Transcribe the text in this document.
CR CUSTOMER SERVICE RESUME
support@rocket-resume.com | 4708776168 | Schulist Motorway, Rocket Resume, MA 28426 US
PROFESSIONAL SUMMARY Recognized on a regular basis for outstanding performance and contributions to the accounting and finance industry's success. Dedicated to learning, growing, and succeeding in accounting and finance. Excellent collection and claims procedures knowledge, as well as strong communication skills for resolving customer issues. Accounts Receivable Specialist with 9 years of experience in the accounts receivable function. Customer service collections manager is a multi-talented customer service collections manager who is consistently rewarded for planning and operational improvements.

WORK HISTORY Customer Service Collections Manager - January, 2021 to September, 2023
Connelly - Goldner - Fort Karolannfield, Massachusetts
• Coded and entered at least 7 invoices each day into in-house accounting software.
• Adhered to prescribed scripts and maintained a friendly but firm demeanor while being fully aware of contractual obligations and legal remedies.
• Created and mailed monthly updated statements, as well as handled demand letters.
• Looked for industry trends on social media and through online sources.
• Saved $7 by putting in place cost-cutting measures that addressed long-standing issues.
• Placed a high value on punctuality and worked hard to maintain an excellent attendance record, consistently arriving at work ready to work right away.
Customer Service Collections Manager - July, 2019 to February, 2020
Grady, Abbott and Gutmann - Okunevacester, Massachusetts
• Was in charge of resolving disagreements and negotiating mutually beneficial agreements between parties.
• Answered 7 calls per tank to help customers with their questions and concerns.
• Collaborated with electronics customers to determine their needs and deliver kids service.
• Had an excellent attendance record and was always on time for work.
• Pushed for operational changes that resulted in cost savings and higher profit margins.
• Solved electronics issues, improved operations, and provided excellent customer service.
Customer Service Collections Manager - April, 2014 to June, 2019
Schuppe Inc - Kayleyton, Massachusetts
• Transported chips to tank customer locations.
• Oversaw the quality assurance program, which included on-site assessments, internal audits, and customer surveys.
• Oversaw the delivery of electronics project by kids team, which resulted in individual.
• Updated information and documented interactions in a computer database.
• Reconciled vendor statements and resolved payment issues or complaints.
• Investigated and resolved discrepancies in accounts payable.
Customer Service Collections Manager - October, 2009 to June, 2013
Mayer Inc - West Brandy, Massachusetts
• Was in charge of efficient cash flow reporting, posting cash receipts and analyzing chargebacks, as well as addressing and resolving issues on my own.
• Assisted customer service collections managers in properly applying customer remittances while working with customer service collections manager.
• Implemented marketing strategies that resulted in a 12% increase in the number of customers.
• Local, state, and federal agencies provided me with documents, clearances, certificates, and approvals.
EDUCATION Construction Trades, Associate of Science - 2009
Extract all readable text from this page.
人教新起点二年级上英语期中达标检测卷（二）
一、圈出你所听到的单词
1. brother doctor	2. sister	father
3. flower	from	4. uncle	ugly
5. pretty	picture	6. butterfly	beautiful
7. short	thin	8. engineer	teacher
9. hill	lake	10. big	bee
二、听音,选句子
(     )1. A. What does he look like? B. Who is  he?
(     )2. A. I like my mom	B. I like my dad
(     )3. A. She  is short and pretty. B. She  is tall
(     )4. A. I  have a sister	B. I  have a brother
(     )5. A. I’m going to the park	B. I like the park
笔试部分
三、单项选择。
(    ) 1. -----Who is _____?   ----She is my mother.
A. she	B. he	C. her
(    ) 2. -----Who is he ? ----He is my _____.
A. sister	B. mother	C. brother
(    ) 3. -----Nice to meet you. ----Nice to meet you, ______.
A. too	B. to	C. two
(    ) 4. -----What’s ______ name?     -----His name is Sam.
------------------------------
• **WRITTEN TASK**
Every line of the records above needs to be given again exactly.

• **FULL SOLUTION**
Transcribe the text in this document.
CR CUSTOMER SERVICE RESUME
support@rocket-resume.com | 4708776168 | Schulist Motorway, Rocket Resume, MA 28426 US
PROFESSIONAL SUMMARY Recognized on a regular basis for outstanding performance and contributions to the accounting and finance industry's success. Dedicated to learning, growing, and succeeding in accounting and finance. Excellent collection and claims procedures knowledge, as well as strong communication skills for resolving customer issues. Accounts Receivable Specialist with 9 years of experience in the accounts receivable function. Customer service collections manager is a multi-talented customer service collections manager who is consistently rewarded for planning and operational improvements.

WORK HISTORY Customer Service Collections Manager - January, 2021 to September, 2023
Connelly - Goldner - Fort Karolannfield, Massachusetts
• Coded and entered at least 7 invoices each day into in-house accounting software.
• Adhered to prescribed scripts and maintained a friendly but firm demeanor while being fully aware of contractual obligations and legal remedies.
• Created and mailed monthly updated statements, as well as handled demand letters.
• Looked for industry trends on social media and through online sources.
• Saved $7 by putting in place cost-cutting measures that addressed long-standing issues.
• Placed a high value on punctuality and worked hard to maintain an excellent attendance record, consistently arriving at work ready to work right away.
Customer Service Collections Manager - July, 2019 to February, 2020
Grady, Abbott and Gutmann - Okunevacester, Massachusetts
• Was in charge of resolving disagreements and negotiating mutually beneficial agreements between parties.
• Answered 7 calls per tank to help customers with their questions and concerns.
• Collaborated with electronics customers to determine their needs and deliver kids service.
• Had an excellent attendance record and was always on time for work.
• Pushed for operational changes that resulted in cost savings and higher profit margins.
• Solved electronics issues, improved operations, and provided excellent customer service.
Customer Service Collections Manager - April, 2014 to June, 2019
Schuppe Inc - Kayleyton, Massachusetts
• Transported chips to tank customer locations.
• Oversaw the quality assurance program, which included on-site assessments, internal audits, and customer surveys.
• Oversaw the delivery of electronics project by kids team, which resulted in individual.
• Updated information and documented interactions in a computer database.
• Reconciled vendor statements and resolved payment issues or complaints.
• Investigated and resolved discrepancies in accounts payable.
Customer Service Collections Manager - October, 2009 to June, 2013
Mayer Inc - West Brandy, Massachusetts
• Was in charge of efficient cash flow reporting, posting cash receipts and analyzing chargebacks, as well as addressing and resolving issues on my own.
• Assisted customer service collections managers in properly applying customer remittances while working with customer service collections manager.
• Implemented marketing strategies that resulted in a 12% increase in the number of customers.
• Local, state, and federal agencies provided me with documents, clearances, certificates, and approvals.
EDUCATION Construction Trades, Associate of Science - 2009
Extract all readable text from this page.
人教新起点二年级上英语期中达标检测卷（二）
一、圈出你所听到的单词
1. brother doctor	2. sister	father
3. flower	from	4. uncle	ugly
5. pretty	picture	6. butterfly	beautiful
7. short	thin	8. engineer	teacher
9. hill	lake	10. big	bee
二、听音,选句子
(     )1. A. What does he look like? B. Who is  he?
(     )2. A. I like my mom	B. I like my dad
(     )3. A. She  is short and pretty. B. She  is tall
(     )4. A. I  have a sister	B. I  have a brother
(     )5. A. I’m going to the park	B. I like the park
笔试部分
三、单项选择。
(    ) 1. -----Who is _____?   ----She is my mother.
A. she	B. he	C. her
(    ) 2. -----Who is he ? ----He is my _____.
A. sister	B. mother	C. brother
(    ) 3. -----Nice to meet you. ----Nice to meet you, ______.
A. too	B. to	C. two
(    ) 4. -----What’s ______ name?     -----His name is Sam.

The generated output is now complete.